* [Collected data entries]
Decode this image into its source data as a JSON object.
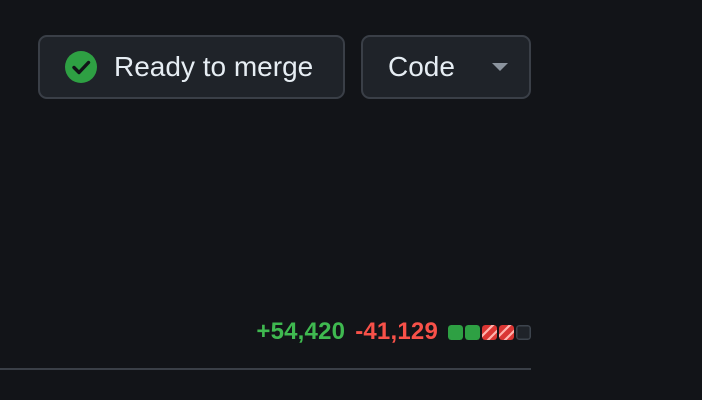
{
  "merge_status": {
    "label": "Ready to merge",
    "icon": "check-circle-icon",
    "icon_color": "#2ea043"
  },
  "code_button": {
    "label": "Code",
    "icon": "caret-down-icon"
  },
  "diffstat": {
    "additions": "+54,420",
    "deletions": "-41,129",
    "blocks": [
      "added",
      "added",
      "deleted",
      "deleted",
      "neutral"
    ],
    "colors": {
      "added": "#2ea043",
      "deleted": "#da3633",
      "neutral": "#30363d",
      "additions_text": "#3fb950",
      "deletions_text": "#f85149"
    }
  }
}
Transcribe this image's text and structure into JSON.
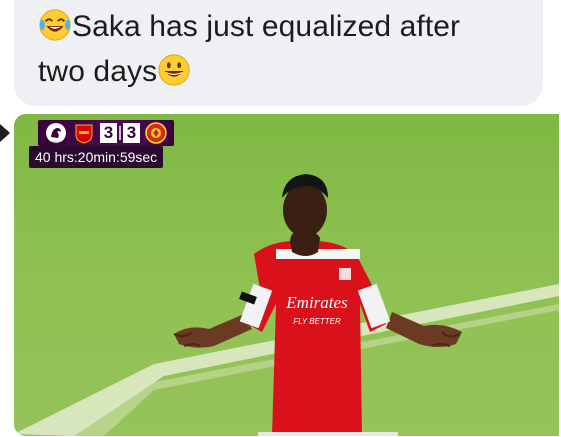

* [Work to do]
Quote the material in full and exactly; do not carry over its pictures.

* [Solution for this task]
Decode this image into its source data as a JSON object.
{
  "merge_status": {
    "label": "Ready to merge",
    "icon": "check-circle-icon",
    "icon_color": "#2ea043"
  },
  "code_button": {
    "label": "Code",
    "icon": "caret-down-icon"
  },
  "diffstat": {
    "additions": "+54,420",
    "deletions": "-41,129",
    "blocks": [
      "added",
      "added",
      "deleted",
      "deleted",
      "neutral"
    ],
    "colors": {
      "added": "#2ea043",
      "deleted": "#da3633",
      "neutral": "#30363d",
      "additions_text": "#3fb950",
      "deletions_text": "#f85149"
    }
  }
}
Transcribe this image's text and structure into JSON.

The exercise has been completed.